■ **Given request**
Rewrite the lines below, putting "Drawing dimensions" wherever "Patent image size" appears and leaving everything else the same.

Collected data
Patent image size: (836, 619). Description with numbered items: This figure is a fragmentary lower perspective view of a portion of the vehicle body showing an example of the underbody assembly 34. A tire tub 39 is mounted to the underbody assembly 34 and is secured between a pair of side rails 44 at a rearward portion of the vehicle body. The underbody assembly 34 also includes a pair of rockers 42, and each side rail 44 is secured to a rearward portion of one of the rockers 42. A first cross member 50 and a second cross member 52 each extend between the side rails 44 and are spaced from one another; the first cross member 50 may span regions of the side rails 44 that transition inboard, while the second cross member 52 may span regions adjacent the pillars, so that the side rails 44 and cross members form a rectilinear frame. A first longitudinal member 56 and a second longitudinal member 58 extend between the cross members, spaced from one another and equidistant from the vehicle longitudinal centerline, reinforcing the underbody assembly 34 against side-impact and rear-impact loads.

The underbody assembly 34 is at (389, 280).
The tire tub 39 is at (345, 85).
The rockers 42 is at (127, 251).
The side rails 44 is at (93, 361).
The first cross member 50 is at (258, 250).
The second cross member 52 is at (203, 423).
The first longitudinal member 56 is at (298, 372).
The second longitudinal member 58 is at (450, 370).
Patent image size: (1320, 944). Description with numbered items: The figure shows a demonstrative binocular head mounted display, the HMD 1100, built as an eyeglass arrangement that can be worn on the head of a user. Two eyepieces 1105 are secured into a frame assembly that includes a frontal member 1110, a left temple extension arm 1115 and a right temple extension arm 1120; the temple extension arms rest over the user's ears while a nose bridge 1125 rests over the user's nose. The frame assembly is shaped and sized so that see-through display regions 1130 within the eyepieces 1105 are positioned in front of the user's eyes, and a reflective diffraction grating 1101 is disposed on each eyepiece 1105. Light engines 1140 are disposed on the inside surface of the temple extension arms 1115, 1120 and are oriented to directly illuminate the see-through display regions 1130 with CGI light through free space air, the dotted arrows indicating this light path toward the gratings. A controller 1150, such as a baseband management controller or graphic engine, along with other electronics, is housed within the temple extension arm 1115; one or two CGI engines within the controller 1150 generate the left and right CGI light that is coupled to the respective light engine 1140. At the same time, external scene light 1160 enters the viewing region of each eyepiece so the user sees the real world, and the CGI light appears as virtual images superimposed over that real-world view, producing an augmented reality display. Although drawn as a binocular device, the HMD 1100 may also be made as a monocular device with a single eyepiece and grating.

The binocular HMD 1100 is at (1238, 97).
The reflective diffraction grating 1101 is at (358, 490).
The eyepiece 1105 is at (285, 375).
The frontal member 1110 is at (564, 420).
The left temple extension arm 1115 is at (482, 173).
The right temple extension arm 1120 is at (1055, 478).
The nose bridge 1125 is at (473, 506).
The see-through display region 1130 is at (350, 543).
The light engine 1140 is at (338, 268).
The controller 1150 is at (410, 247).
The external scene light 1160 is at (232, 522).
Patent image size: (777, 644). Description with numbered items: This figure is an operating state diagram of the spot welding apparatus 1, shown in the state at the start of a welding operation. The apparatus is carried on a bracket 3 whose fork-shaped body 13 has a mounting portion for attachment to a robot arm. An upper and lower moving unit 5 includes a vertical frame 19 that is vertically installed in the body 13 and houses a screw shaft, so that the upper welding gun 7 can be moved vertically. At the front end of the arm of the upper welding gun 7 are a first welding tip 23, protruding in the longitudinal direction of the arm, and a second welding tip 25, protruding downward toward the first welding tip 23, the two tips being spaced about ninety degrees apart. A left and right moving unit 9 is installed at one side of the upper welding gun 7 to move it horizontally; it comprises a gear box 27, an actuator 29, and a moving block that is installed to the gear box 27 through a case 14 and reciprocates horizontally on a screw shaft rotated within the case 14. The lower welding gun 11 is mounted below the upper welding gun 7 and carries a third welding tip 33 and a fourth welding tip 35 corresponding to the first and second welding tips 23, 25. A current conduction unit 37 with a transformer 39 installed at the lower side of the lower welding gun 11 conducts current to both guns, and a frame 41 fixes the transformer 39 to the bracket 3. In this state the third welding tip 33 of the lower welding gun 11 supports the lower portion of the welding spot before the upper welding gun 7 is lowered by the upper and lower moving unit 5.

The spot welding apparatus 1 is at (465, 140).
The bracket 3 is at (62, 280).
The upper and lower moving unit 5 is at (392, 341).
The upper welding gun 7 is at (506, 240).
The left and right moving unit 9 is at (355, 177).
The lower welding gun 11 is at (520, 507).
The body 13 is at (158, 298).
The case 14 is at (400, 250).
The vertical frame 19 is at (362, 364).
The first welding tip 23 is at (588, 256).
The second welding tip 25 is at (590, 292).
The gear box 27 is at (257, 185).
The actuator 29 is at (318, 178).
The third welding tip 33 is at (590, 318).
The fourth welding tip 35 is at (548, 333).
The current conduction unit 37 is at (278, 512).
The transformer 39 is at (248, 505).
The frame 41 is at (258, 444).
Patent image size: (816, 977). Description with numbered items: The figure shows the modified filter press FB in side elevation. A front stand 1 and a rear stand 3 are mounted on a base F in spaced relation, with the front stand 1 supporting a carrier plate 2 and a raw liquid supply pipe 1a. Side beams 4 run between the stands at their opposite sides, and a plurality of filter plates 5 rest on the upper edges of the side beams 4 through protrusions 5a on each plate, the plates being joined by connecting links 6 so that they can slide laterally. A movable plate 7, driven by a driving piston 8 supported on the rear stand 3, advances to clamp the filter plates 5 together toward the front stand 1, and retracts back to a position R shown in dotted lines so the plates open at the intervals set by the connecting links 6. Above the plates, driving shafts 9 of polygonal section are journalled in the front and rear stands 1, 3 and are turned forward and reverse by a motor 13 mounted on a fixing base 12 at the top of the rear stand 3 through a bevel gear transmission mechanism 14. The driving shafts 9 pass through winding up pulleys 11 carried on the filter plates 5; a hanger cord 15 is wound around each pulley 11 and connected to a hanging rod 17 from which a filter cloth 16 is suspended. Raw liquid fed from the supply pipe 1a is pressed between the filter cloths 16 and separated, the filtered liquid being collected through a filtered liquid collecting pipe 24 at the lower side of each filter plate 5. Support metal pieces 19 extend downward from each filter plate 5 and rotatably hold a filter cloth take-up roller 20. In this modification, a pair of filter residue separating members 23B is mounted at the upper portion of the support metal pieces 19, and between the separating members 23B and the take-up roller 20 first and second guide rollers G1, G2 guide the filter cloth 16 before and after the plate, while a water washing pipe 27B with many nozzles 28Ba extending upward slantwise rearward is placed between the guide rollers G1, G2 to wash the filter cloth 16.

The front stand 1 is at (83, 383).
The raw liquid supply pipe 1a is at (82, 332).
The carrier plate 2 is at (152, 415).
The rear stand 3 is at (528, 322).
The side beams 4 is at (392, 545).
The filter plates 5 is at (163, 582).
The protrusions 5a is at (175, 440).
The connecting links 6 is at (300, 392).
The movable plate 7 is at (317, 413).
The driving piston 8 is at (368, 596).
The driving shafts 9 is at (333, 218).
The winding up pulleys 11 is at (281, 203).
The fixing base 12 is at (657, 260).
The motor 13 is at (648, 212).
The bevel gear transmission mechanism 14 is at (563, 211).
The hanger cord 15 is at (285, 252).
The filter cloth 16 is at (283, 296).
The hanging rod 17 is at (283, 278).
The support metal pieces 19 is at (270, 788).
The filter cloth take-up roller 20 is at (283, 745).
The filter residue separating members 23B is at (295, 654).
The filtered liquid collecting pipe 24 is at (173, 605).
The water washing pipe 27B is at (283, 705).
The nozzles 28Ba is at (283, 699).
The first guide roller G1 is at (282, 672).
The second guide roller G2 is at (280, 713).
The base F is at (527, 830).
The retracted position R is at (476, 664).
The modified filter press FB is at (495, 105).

■ **Response to this task**
Drawing dimensions: (836, 619). Description with numbered items: This figure is a fragmentary lower perspective view of a portion of the vehicle body showing an example of the underbody assembly 34. A tire tub 39 is mounted to the underbody assembly 34 and is secured between a pair of side rails 44 at a rearward portion of the vehicle body. The underbody assembly 34 also includes a pair of rockers 42, and each side rail 44 is secured to a rearward portion of one of the rockers 42. A first cross member 50 and a second cross member 52 each extend between the side rails 44 and are spaced from one another; the first cross member 50 may span regions of the side rails 44 that transition inboard, while the second cross member 52 may span regions adjacent the pillars, so that the side rails 44 and cross members form a rectilinear frame. A first longitudinal member 56 and a second longitudinal member 58 extend between the cross members, spaced from one another and equidistant from the vehicle longitudinal centerline, reinforcing the underbody assembly 34 against side-impact and rear-impact loads.

The underbody assembly 34 is at (389, 280).
The tire tub 39 is at (345, 85).
The rockers 42 is at (127, 251).
The side rails 44 is at (93, 361).
The first cross member 50 is at (258, 250).
The second cross member 52 is at (203, 423).
The first longitudinal member 56 is at (298, 372).
The second longitudinal member 58 is at (450, 370).
Drawing dimensions: (1320, 944). Description with numbered items: The figure shows a demonstrative binocular head mounted display, the HMD 1100, built as an eyeglass arrangement that can be worn on the head of a user. Two eyepieces 1105 are secured into a frame assembly that includes a frontal member 1110, a left temple extension arm 1115 and a right temple extension arm 1120; the temple extension arms rest over the user's ears while a nose bridge 1125 rests over the user's nose. The frame assembly is shaped and sized so that see-through display regions 1130 within the eyepieces 1105 are positioned in front of the user's eyes, and a reflective diffraction grating 1101 is disposed on each eyepiece 1105. Light engines 1140 are disposed on the inside surface of the temple extension arms 1115, 1120 and are oriented to directly illuminate the see-through display regions 1130 with CGI light through free space air, the dotted arrows indicating this light path toward the gratings. A controller 1150, such as a baseband management controller or graphic engine, along with other electronics, is housed within the temple extension arm 1115; one or two CGI engines within the controller 1150 generate the left and right CGI light that is coupled to the respective light engine 1140. At the same time, external scene light 1160 enters the viewing region of each eyepiece so the user sees the real world, and the CGI light appears as virtual images superimposed over that real-world view, producing an augmented reality display. Although drawn as a binocular device, the HMD 1100 may also be made as a monocular device with a single eyepiece and grating.

The binocular HMD 1100 is at (1238, 97).
The reflective diffraction grating 1101 is at (358, 490).
The eyepiece 1105 is at (285, 375).
The frontal member 1110 is at (564, 420).
The left temple extension arm 1115 is at (482, 173).
The right temple extension arm 1120 is at (1055, 478).
The nose bridge 1125 is at (473, 506).
The see-through display region 1130 is at (350, 543).
The light engine 1140 is at (338, 268).
The controller 1150 is at (410, 247).
The external scene light 1160 is at (232, 522).
Drawing dimensions: (777, 644). Description with numbered items: This figure is an operating state diagram of the spot welding apparatus 1, shown in the state at the start of a welding operation. The apparatus is carried on a bracket 3 whose fork-shaped body 13 has a mounting portion for attachment to a robot arm. An upper and lower moving unit 5 includes a vertical frame 19 that is vertically installed in the body 13 and houses a screw shaft, so that the upper welding gun 7 can be moved vertically. At the front end of the arm of the upper welding gun 7 are a first welding tip 23, protruding in the longitudinal direction of the arm, and a second welding tip 25, protruding downward toward the first welding tip 23, the two tips being spaced about ninety degrees apart. A left and right moving unit 9 is installed at one side of the upper welding gun 7 to move it horizontally; it comprises a gear box 27, an actuator 29, and a moving block that is installed to the gear box 27 through a case 14 and reciprocates horizontally on a screw shaft rotated within the case 14. The lower welding gun 11 is mounted below the upper welding gun 7 and carries a third welding tip 33 and a fourth welding tip 35 corresponding to the first and second welding tips 23, 25. A current conduction unit 37 with a transformer 39 installed at the lower side of the lower welding gun 11 conducts current to both guns, and a frame 41 fixes the transformer 39 to the bracket 3. In this state the third welding tip 33 of the lower welding gun 11 supports the lower portion of the welding spot before the upper welding gun 7 is lowered by the upper and lower moving unit 5.

The spot welding apparatus 1 is at (465, 140).
The bracket 3 is at (62, 280).
The upper and lower moving unit 5 is at (392, 341).
The upper welding gun 7 is at (506, 240).
The left and right moving unit 9 is at (355, 177).
The lower welding gun 11 is at (520, 507).
The body 13 is at (158, 298).
The case 14 is at (400, 250).
The vertical frame 19 is at (362, 364).
The first welding tip 23 is at (588, 256).
The second welding tip 25 is at (590, 292).
The gear box 27 is at (257, 185).
The actuator 29 is at (318, 178).
The third welding tip 33 is at (590, 318).
The fourth welding tip 35 is at (548, 333).
The current conduction unit 37 is at (278, 512).
The transformer 39 is at (248, 505).
The frame 41 is at (258, 444).
Drawing dimensions: (816, 977). Description with numbered items: The figure shows the modified filter press FB in side elevation. A front stand 1 and a rear stand 3 are mounted on a base F in spaced relation, with the front stand 1 supporting a carrier plate 2 and a raw liquid supply pipe 1a. Side beams 4 run between the stands at their opposite sides, and a plurality of filter plates 5 rest on the upper edges of the side beams 4 through protrusions 5a on each plate, the plates being joined by connecting links 6 so that they can slide laterally. A movable plate 7, driven by a driving piston 8 supported on the rear stand 3, advances to clamp the filter plates 5 together toward the front stand 1, and retracts back to a position R shown in dotted lines so the plates open at the intervals set by the connecting links 6. Above the plates, driving shafts 9 of polygonal section are journalled in the front and rear stands 1, 3 and are turned forward and reverse by a motor 13 mounted on a fixing base 12 at the top of the rear stand 3 through a bevel gear transmission mechanism 14. The driving shafts 9 pass through winding up pulleys 11 carried on the filter plates 5; a hanger cord 15 is wound around each pulley 11 and connected to a hanging rod 17 from which a filter cloth 16 is suspended. Raw liquid fed from the supply pipe 1a is pressed between the filter cloths 16 and separated, the filtered liquid being collected through a filtered liquid collecting pipe 24 at the lower side of each filter plate 5. Support metal pieces 19 extend downward from each filter plate 5 and rotatably hold a filter cloth take-up roller 20. In this modification, a pair of filter residue separating members 23B is mounted at the upper portion of the support metal pieces 19, and between the separating members 23B and the take-up roller 20 first and second guide rollers G1, G2 guide the filter cloth 16 before and after the plate, while a water washing pipe 27B with many nozzles 28Ba extending upward slantwise rearward is placed between the guide rollers G1, G2 to wash the filter cloth 16.

The front stand 1 is at (83, 383).
The raw liquid supply pipe 1a is at (82, 332).
The carrier plate 2 is at (152, 415).
The rear stand 3 is at (528, 322).
The side beams 4 is at (392, 545).
The filter plates 5 is at (163, 582).
The protrusions 5a is at (175, 440).
The connecting links 6 is at (300, 392).
The movable plate 7 is at (317, 413).
The driving piston 8 is at (368, 596).
The driving shafts 9 is at (333, 218).
The winding up pulleys 11 is at (281, 203).
The fixing base 12 is at (657, 260).
The motor 13 is at (648, 212).
The bevel gear transmission mechanism 14 is at (563, 211).
The hanger cord 15 is at (285, 252).
The filter cloth 16 is at (283, 296).
The hanging rod 17 is at (283, 278).
The support metal pieces 19 is at (270, 788).
The filter cloth take-up roller 20 is at (283, 745).
The filter residue separating members 23B is at (295, 654).
The filtered liquid collecting pipe 24 is at (173, 605).
The water washing pipe 27B is at (283, 705).
The nozzles 28Ba is at (283, 699).
The first guide roller G1 is at (282, 672).
The second guide roller G2 is at (280, 713).
The base F is at (527, 830).
The retracted position R is at (476, 664).
The modified filter press FB is at (495, 105).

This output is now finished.